*Extract*:
##############################

Stupid Unicode Trick: Noncharacters

Perl RT 133292 is a request to expose the internal perl subroutine that does string interpolation, so that one does not need to figure out how to double-quote a string (escaping where necessary) when feeding it to eval() as a quick-and-dirty templating system.

In fact, there is no such subroutine (the parser makes an interpolation into a concatenation), and anyway why not just use sprintf()?

For someone determined to dive down this rabbit hole, though, Unicode offers another way out: use generic quotes; that is, qq, but delimit the string with a noncharacter. This was suggested to me when I saw the Incompatible Changes section of the Perl 5.29.0 perldelta (1). They're making unassigned code points illegal delimiters? They were legal before??? What else is legal that I did not know about????? (2)

At this point, a couple definitions are in order. A noncharacter is a legal Unicode code point which the Unicode Consortium promises never to assign to a glyph. An unassigned code point is a legal code point which is not currently assigned to a glyph, but which may be in the future.

##############################

*Information provided*:
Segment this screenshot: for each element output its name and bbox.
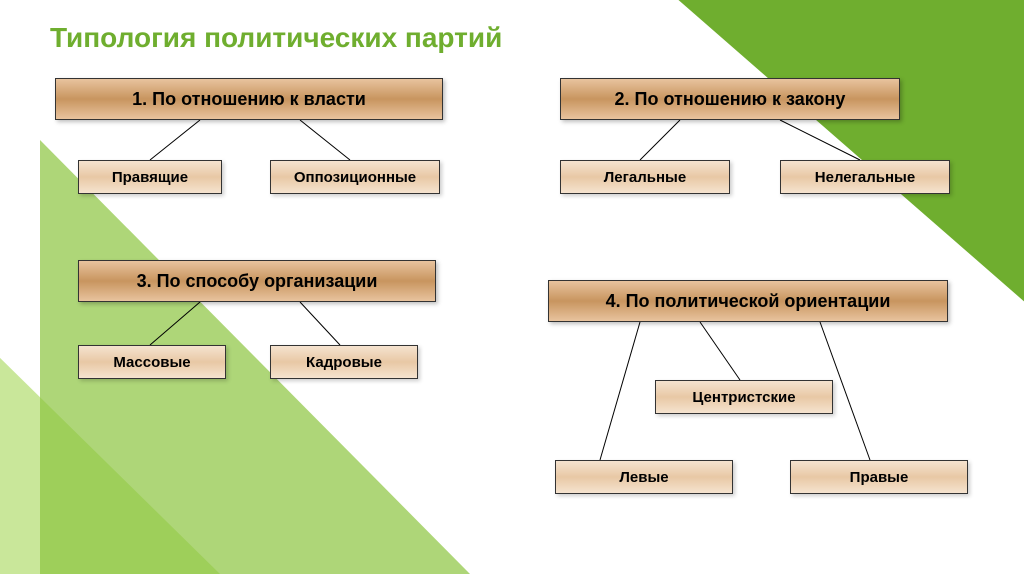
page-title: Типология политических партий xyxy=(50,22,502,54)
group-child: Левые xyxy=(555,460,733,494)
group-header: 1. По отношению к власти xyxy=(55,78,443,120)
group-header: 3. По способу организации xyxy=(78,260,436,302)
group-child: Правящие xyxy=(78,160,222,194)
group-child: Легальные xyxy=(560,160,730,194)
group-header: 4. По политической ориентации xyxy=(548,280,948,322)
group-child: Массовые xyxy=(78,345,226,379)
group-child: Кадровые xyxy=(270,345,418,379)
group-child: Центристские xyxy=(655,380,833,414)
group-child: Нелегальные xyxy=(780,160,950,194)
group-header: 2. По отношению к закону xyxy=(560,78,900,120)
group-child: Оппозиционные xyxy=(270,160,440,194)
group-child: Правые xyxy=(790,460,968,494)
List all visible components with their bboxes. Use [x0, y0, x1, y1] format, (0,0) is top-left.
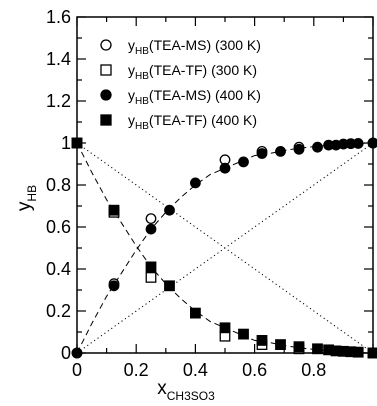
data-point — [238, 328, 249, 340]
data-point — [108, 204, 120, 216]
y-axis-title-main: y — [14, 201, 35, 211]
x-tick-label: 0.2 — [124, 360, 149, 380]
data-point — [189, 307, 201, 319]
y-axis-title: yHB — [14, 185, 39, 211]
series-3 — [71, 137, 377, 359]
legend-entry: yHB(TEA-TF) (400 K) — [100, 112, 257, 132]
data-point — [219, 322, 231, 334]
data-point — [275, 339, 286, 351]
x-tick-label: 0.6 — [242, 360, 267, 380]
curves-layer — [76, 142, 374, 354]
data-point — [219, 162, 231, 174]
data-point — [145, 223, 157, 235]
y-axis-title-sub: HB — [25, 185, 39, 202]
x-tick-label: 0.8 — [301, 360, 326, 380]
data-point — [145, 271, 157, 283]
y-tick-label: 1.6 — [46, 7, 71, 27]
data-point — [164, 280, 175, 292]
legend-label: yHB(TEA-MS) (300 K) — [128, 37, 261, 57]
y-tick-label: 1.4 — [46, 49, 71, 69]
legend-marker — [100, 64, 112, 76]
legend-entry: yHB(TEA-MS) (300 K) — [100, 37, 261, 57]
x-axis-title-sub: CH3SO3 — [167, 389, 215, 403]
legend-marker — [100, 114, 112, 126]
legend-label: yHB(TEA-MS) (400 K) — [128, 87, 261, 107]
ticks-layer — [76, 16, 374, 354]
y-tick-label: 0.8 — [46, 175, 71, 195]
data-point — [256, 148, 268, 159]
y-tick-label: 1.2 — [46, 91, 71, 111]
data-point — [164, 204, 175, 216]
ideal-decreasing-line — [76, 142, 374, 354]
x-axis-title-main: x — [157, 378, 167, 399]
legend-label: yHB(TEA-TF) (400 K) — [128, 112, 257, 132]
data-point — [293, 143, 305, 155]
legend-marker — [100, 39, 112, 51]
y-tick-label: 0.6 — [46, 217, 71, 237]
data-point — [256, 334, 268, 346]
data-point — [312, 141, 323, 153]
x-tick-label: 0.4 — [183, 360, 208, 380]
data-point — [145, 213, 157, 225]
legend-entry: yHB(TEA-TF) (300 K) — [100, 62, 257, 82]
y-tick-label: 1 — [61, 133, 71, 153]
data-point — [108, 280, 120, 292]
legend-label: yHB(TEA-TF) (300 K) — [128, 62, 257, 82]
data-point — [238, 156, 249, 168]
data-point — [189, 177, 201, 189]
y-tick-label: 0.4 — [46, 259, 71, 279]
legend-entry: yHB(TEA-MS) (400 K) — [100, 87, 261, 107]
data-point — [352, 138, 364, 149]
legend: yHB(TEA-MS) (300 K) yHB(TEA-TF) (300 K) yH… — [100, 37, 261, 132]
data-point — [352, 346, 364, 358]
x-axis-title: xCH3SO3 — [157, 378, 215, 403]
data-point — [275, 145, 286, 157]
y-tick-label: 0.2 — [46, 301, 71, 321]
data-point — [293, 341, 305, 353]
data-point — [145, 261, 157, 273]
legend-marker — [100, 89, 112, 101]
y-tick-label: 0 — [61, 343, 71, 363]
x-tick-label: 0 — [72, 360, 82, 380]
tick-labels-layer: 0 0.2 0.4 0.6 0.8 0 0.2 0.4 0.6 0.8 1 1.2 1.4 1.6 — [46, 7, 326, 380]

##############################

*What you need to do*:
• A. Revise the Perl noncharacters text from the words "Perl RT 133292" through the words "just use sprintf()?", putting "function" in place of "subroutine".
• B. Pick up the Perl noncharacters text after its last sentence and continue writing it.
The data above are not needed for this work.

*Solved tasks*:
• A.
Perl RT 133292 is a request to expose the internal perl function that does string interpolation, so that one does not need to figure out how to double-quote a string (escaping where necessary) when feeding it to eval() as a quick-and-dirty templating system.

In fact, there is no such function (the parser makes an interpolation into a concatenation), and anyway why not just use sprintf()?

• B.
The information in the relevant section of perldeprecation appears to say that noncharacters will work as generic quote delimiters, though perlop Quote and Quote-like Operators is silent on just which delimiters are allowed. The Unicode Private-Use Characters, Noncharacters & Sentinels FAQ seems to say that this kind of thing is actually what noncharacters are for. A one-liner example, which works from about Perl 5.8.3, is:

$ perl -le 'print eval "qq \N{U+FFFF}$ARGV[0]\N{U+FFFF}"' \
    'Hello $ARGV[1]!' world

The space after the qq seems not to be required, since the delimiter is not a word character. It is simply there for clarity.

If you have warnings enabled (as you should) you may need a no warnings qw{ utf8 }; to prevent the code from being noisy.

For the truly adventurous, illegal code points (those above U+10FFFF) also work.

Me? I'm sticking with sprintf().

1) Yes, this blog post was drafted a year ago, and then sat gathering dust.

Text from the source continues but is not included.